__Task to carry out__
Repeat each entry word for word. Leave any images out of the copy.

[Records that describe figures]
»»
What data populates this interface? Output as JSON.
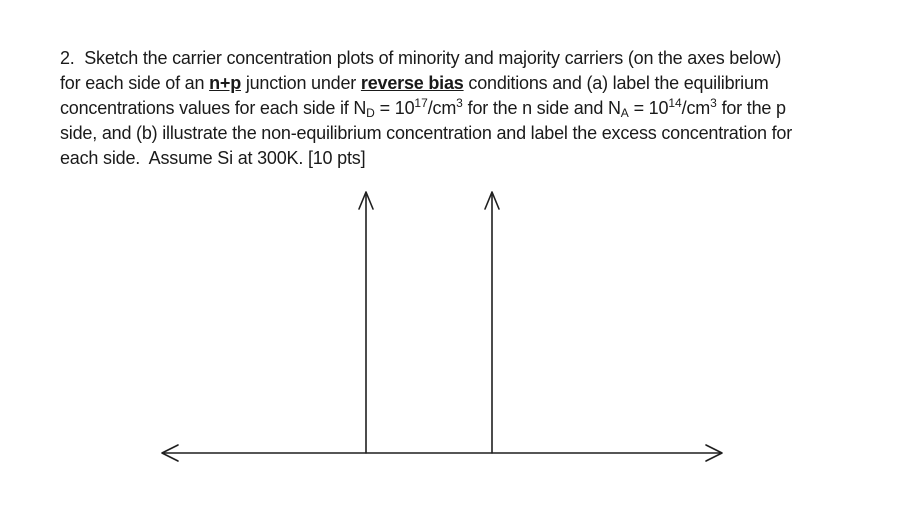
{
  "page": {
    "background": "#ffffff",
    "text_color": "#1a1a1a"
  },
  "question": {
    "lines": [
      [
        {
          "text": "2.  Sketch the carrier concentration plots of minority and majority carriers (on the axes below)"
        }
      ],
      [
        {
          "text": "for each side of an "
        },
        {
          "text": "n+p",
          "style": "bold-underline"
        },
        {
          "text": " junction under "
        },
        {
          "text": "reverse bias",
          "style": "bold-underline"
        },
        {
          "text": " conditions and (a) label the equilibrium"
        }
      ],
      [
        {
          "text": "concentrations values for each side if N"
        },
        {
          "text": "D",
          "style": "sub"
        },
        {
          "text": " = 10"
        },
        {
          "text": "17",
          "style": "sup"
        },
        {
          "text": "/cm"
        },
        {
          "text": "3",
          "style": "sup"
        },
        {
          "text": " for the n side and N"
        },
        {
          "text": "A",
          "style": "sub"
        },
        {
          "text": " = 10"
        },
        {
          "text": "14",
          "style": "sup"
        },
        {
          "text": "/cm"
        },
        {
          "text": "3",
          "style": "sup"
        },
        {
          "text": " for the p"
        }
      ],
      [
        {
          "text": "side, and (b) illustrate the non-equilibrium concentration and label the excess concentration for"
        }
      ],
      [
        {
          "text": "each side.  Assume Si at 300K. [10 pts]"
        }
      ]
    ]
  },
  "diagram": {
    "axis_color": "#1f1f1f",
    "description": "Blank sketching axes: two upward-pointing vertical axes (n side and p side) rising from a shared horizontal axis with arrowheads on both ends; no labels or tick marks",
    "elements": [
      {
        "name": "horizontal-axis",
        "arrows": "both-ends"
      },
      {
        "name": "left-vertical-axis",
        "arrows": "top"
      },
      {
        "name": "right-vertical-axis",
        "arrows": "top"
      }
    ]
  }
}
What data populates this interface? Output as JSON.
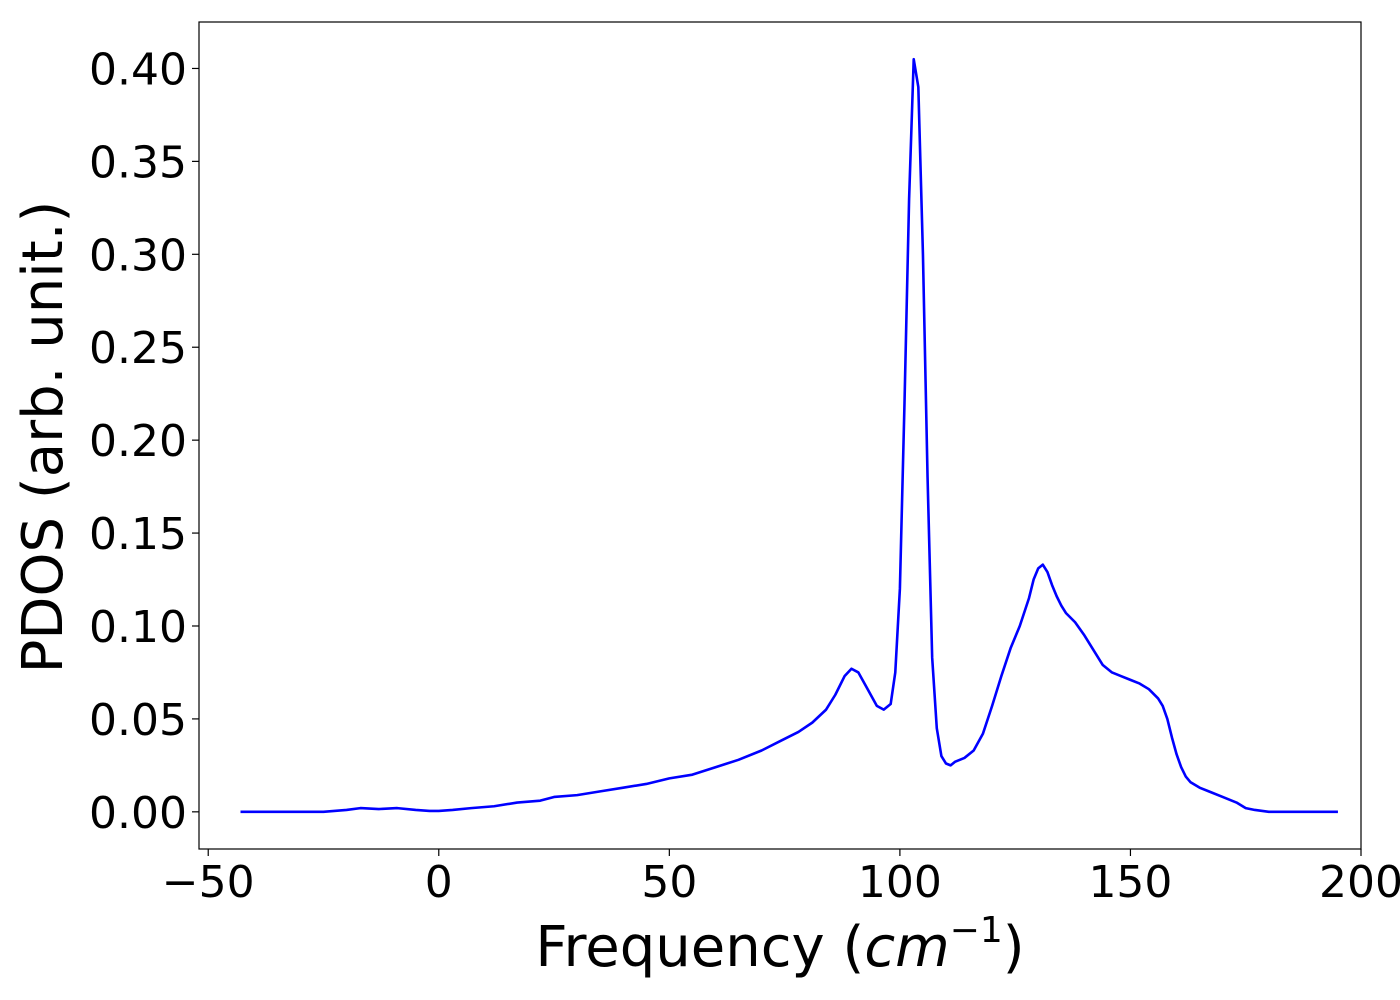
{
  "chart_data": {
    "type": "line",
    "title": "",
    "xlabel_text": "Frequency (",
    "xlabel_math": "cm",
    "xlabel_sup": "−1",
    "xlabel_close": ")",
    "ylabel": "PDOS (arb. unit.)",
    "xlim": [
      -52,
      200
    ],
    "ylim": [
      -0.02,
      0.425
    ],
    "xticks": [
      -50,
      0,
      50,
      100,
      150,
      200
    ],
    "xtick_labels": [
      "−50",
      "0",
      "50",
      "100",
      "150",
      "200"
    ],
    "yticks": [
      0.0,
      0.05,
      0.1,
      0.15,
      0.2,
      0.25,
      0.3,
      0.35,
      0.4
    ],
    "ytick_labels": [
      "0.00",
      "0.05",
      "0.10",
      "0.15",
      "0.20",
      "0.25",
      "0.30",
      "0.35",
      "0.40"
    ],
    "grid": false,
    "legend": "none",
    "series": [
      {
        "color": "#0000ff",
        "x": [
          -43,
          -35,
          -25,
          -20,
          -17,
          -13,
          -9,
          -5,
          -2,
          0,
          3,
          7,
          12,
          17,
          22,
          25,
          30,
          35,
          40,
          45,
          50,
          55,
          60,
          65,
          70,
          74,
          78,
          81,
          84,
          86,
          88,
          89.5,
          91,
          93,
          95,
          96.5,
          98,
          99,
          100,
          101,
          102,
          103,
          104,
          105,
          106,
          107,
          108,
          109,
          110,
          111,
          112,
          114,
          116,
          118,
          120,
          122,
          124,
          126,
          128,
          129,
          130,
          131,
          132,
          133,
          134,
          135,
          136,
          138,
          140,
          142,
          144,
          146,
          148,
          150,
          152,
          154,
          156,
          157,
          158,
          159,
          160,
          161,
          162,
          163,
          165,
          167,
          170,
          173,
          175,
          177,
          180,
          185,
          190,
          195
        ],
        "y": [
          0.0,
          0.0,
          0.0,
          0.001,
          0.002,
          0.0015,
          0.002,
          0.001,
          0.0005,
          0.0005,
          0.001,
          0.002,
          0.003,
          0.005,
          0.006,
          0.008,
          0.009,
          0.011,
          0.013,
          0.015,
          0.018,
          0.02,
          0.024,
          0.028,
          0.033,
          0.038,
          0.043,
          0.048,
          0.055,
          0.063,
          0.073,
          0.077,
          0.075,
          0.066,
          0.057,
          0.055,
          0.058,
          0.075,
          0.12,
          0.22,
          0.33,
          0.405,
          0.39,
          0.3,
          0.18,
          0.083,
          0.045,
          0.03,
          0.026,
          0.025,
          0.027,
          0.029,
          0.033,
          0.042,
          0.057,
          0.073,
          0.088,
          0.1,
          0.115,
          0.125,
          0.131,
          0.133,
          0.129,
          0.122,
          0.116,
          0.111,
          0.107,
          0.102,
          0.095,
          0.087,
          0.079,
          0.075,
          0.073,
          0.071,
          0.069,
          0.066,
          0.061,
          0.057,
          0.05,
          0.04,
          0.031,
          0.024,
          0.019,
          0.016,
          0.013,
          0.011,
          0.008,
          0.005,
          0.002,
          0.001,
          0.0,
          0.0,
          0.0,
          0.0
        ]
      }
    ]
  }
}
««
__Solution for this problem__
What data populates this interface? Output as JSON.
{
  "page": {
    "background": "#ffffff",
    "text_color": "#1a1a1a"
  },
  "question": {
    "lines": [
      [
        {
          "text": "2.  Sketch the carrier concentration plots of minority and majority carriers (on the axes below)"
        }
      ],
      [
        {
          "text": "for each side of an "
        },
        {
          "text": "n+p",
          "style": "bold-underline"
        },
        {
          "text": " junction under "
        },
        {
          "text": "reverse bias",
          "style": "bold-underline"
        },
        {
          "text": " conditions and (a) label the equilibrium"
        }
      ],
      [
        {
          "text": "concentrations values for each side if N"
        },
        {
          "text": "D",
          "style": "sub"
        },
        {
          "text": " = 10"
        },
        {
          "text": "17",
          "style": "sup"
        },
        {
          "text": "/cm"
        },
        {
          "text": "3",
          "style": "sup"
        },
        {
          "text": " for the n side and N"
        },
        {
          "text": "A",
          "style": "sub"
        },
        {
          "text": " = 10"
        },
        {
          "text": "14",
          "style": "sup"
        },
        {
          "text": "/cm"
        },
        {
          "text": "3",
          "style": "sup"
        },
        {
          "text": " for the p"
        }
      ],
      [
        {
          "text": "side, and (b) illustrate the non-equilibrium concentration and label the excess concentration for"
        }
      ],
      [
        {
          "text": "each side.  Assume Si at 300K. [10 pts]"
        }
      ]
    ]
  },
  "diagram": {
    "axis_color": "#1f1f1f",
    "description": "Blank sketching axes: two upward-pointing vertical axes (n side and p side) rising from a shared horizontal axis with arrowheads on both ends; no labels or tick marks",
    "elements": [
      {
        "name": "horizontal-axis",
        "arrows": "both-ends"
      },
      {
        "name": "left-vertical-axis",
        "arrows": "top"
      },
      {
        "name": "right-vertical-axis",
        "arrows": "top"
      }
    ]
  }
}
What data populates this interface? Output as JSON.
{
  "chart_data": {
    "type": "line",
    "title": "",
    "xlabel_text": "Frequency (",
    "xlabel_math": "cm",
    "xlabel_sup": "−1",
    "xlabel_close": ")",
    "ylabel": "PDOS (arb. unit.)",
    "xlim": [
      -52,
      200
    ],
    "ylim": [
      -0.02,
      0.425
    ],
    "xticks": [
      -50,
      0,
      50,
      100,
      150,
      200
    ],
    "xtick_labels": [
      "−50",
      "0",
      "50",
      "100",
      "150",
      "200"
    ],
    "yticks": [
      0.0,
      0.05,
      0.1,
      0.15,
      0.2,
      0.25,
      0.3,
      0.35,
      0.4
    ],
    "ytick_labels": [
      "0.00",
      "0.05",
      "0.10",
      "0.15",
      "0.20",
      "0.25",
      "0.30",
      "0.35",
      "0.40"
    ],
    "grid": false,
    "legend": "none",
    "series": [
      {
        "color": "#0000ff",
        "x": [
          -43,
          -35,
          -25,
          -20,
          -17,
          -13,
          -9,
          -5,
          -2,
          0,
          3,
          7,
          12,
          17,
          22,
          25,
          30,
          35,
          40,
          45,
          50,
          55,
          60,
          65,
          70,
          74,
          78,
          81,
          84,
          86,
          88,
          89.5,
          91,
          93,
          95,
          96.5,
          98,
          99,
          100,
          101,
          102,
          103,
          104,
          105,
          106,
          107,
          108,
          109,
          110,
          111,
          112,
          114,
          116,
          118,
          120,
          122,
          124,
          126,
          128,
          129,
          130,
          131,
          132,
          133,
          134,
          135,
          136,
          138,
          140,
          142,
          144,
          146,
          148,
          150,
          152,
          154,
          156,
          157,
          158,
          159,
          160,
          161,
          162,
          163,
          165,
          167,
          170,
          173,
          175,
          177,
          180,
          185,
          190,
          195
        ],
        "y": [
          0.0,
          0.0,
          0.0,
          0.001,
          0.002,
          0.0015,
          0.002,
          0.001,
          0.0005,
          0.0005,
          0.001,
          0.002,
          0.003,
          0.005,
          0.006,
          0.008,
          0.009,
          0.011,
          0.013,
          0.015,
          0.018,
          0.02,
          0.024,
          0.028,
          0.033,
          0.038,
          0.043,
          0.048,
          0.055,
          0.063,
          0.073,
          0.077,
          0.075,
          0.066,
          0.057,
          0.055,
          0.058,
          0.075,
          0.12,
          0.22,
          0.33,
          0.405,
          0.39,
          0.3,
          0.18,
          0.083,
          0.045,
          0.03,
          0.026,
          0.025,
          0.027,
          0.029,
          0.033,
          0.042,
          0.057,
          0.073,
          0.088,
          0.1,
          0.115,
          0.125,
          0.131,
          0.133,
          0.129,
          0.122,
          0.116,
          0.111,
          0.107,
          0.102,
          0.095,
          0.087,
          0.079,
          0.075,
          0.073,
          0.071,
          0.069,
          0.066,
          0.061,
          0.057,
          0.05,
          0.04,
          0.031,
          0.024,
          0.019,
          0.016,
          0.013,
          0.011,
          0.008,
          0.005,
          0.002,
          0.001,
          0.0,
          0.0,
          0.0,
          0.0
        ]
      }
    ]
  }
}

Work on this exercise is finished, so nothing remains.